■ **SELECTED EXCERPT**
- - - -
10. Nick loves his Ah Ma’s scones, not her dumplings.

Book Nick goes on about his Ah Ma’s scones, while Movie Nick is a huge fan of her dumplings. The dumpling-making scene added into the movie paved the way for Eleanor’s spiel about how she was never given Su Yi’s engagement ring.

11. In the film, Nick gets to propose to Racheltwice at that!


Nick proposes to Rachel, first, on the steps of a park, where he is rejected, and finally on the plane. The book was way harsher on Nick and Rachel’s relationship. The two find alone time at a family cottage at the Cameron Highlands in Malaysia, and just as Nick is about to propose, Su Yi and Eleanor intercept him, which is when Eleanor reveals what her private investigator has dug up about Rachel’s alleged father. The investigator gets this wrong, however, and the imprisoned husband of Kerry Chu does not turn out to be the heroine’s father. This truth is only later revealed by Kerry when she arrives in Singapore to stop Rachel from journeying to China.
- - - -
(Records excerpted from a collection)
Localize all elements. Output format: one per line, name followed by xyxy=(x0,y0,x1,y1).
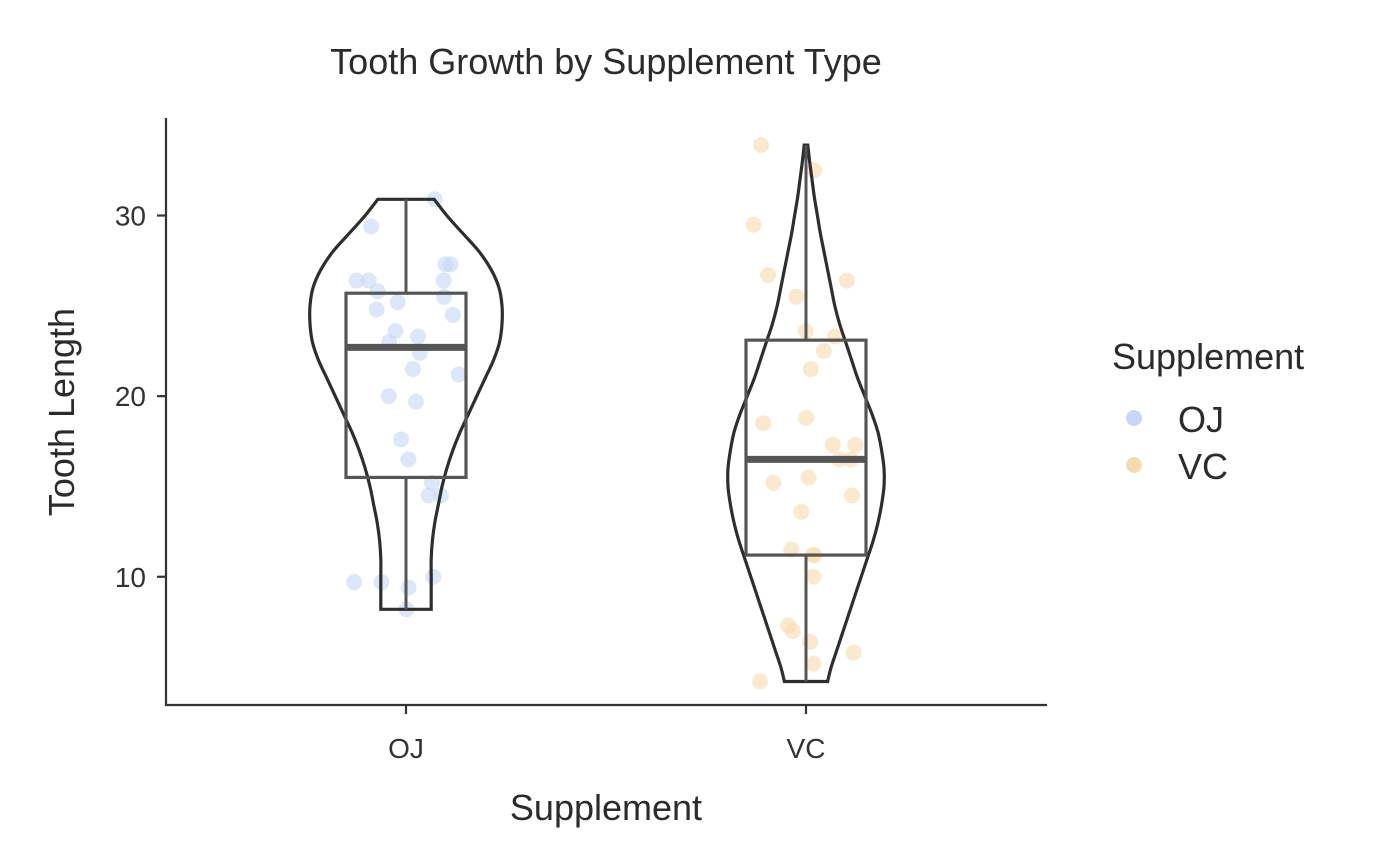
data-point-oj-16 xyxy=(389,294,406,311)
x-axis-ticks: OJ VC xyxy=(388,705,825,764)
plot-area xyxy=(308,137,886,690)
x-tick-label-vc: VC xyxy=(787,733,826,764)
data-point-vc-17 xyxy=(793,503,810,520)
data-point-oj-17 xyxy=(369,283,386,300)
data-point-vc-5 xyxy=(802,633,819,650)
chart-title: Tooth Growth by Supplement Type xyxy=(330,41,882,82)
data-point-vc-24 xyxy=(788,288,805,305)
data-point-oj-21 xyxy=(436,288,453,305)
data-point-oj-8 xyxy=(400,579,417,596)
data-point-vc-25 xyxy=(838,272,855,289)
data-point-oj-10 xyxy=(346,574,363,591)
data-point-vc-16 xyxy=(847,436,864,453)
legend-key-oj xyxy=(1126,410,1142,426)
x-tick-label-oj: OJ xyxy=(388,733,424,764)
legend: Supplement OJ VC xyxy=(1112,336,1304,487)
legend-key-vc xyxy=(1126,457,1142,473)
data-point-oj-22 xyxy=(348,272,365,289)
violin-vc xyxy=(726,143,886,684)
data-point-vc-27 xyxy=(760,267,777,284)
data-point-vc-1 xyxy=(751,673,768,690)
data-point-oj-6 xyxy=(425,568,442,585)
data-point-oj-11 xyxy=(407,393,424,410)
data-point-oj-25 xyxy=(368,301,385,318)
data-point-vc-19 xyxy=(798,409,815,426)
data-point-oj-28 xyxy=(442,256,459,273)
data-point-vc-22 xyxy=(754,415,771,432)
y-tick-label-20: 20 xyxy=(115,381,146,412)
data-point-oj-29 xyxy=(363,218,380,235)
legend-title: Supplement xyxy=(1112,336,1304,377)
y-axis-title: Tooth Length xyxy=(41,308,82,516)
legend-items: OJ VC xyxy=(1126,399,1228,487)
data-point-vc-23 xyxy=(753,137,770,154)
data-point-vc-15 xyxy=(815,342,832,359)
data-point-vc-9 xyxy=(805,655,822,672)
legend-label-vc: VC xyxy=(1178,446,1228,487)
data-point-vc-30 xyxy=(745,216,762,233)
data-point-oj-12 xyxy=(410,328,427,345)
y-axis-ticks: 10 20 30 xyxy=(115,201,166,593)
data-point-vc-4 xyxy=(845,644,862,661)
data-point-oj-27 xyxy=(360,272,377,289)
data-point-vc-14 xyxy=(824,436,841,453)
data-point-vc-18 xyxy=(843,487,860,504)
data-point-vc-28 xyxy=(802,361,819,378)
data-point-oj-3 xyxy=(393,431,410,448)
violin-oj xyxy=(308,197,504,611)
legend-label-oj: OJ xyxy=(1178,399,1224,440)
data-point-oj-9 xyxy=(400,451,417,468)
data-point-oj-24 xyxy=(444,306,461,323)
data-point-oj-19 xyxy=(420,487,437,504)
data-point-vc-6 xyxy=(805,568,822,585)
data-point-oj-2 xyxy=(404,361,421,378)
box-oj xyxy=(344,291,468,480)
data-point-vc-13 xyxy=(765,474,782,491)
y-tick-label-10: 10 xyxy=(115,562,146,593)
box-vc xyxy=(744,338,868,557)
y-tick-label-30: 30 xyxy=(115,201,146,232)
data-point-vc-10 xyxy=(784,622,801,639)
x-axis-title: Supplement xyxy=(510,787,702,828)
- - - -
■ **REQUIRED ACTIONS**
a: Answer these about the book-and-movie comparison:
(i) Which of his Ah Ma's foods does Nick go on about in the book?
(ii) Where does Nick first propose to Rachel in the film?
(iii) Who later reveals the truth about Rachel's father, and where does she arrive to do it?
b: Pick up the book-and-movie comparison after its final sentence and keep writing.

■ **OUTPUTS FOR THE TASKS**
a:
(i) Her scones.
(ii) On the steps of a park.
(iii) Kerry, who arrives in Singapore.

b:
12. In the movie, Princess Intan’s character is introduced to help prove that Rachel is tougher than Eleanor and the other aunties had thought.


While there is a Malay princess in the book—who’s a huge fan of Kitty Pong’s and even presents her with a ring—Princess Intan is a new character who engages Rachel during the wedding scene. Rachel sits next to her when she is rejected by Nick’s mother and aunts.